### WHAT IS REQUIRED
Look for the word "JSON" in each line and report the count of matching lines, with nothing added.
━━ INFORMATION SHOWN ━━
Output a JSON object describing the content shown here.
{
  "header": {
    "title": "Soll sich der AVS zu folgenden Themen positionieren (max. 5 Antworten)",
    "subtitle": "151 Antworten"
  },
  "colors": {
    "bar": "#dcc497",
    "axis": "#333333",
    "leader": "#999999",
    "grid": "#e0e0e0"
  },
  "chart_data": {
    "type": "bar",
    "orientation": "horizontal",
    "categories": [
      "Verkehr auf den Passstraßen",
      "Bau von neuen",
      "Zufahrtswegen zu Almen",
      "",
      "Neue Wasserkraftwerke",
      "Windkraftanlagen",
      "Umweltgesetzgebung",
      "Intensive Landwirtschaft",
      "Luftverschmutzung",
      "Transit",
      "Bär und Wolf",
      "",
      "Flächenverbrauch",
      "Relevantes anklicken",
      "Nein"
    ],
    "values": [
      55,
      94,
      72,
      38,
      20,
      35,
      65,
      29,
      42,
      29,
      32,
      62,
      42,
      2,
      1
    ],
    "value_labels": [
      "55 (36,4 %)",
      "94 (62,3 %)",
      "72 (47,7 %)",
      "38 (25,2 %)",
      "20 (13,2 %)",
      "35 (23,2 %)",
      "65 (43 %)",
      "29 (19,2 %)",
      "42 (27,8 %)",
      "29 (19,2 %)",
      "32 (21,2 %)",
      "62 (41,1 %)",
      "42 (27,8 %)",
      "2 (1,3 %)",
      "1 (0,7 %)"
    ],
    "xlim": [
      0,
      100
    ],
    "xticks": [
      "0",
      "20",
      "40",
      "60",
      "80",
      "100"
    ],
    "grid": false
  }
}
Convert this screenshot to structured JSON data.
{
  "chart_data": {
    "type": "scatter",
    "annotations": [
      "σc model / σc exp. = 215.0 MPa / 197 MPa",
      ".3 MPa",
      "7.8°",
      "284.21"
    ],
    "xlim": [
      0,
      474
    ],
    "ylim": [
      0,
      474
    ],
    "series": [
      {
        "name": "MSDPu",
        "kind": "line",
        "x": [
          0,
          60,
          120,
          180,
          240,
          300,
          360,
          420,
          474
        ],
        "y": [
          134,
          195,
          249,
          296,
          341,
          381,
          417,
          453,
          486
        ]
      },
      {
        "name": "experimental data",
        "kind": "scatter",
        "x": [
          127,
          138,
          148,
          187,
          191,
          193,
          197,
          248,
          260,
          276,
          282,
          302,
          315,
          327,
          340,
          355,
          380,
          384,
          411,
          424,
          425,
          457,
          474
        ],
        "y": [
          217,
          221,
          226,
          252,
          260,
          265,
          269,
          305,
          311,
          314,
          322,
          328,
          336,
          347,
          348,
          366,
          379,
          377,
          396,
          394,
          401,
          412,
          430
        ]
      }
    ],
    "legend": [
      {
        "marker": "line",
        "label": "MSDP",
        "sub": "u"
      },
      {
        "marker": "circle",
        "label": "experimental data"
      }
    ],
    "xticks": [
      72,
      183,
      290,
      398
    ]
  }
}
━━━
### RESPONSE TO THIS EXERCISE
2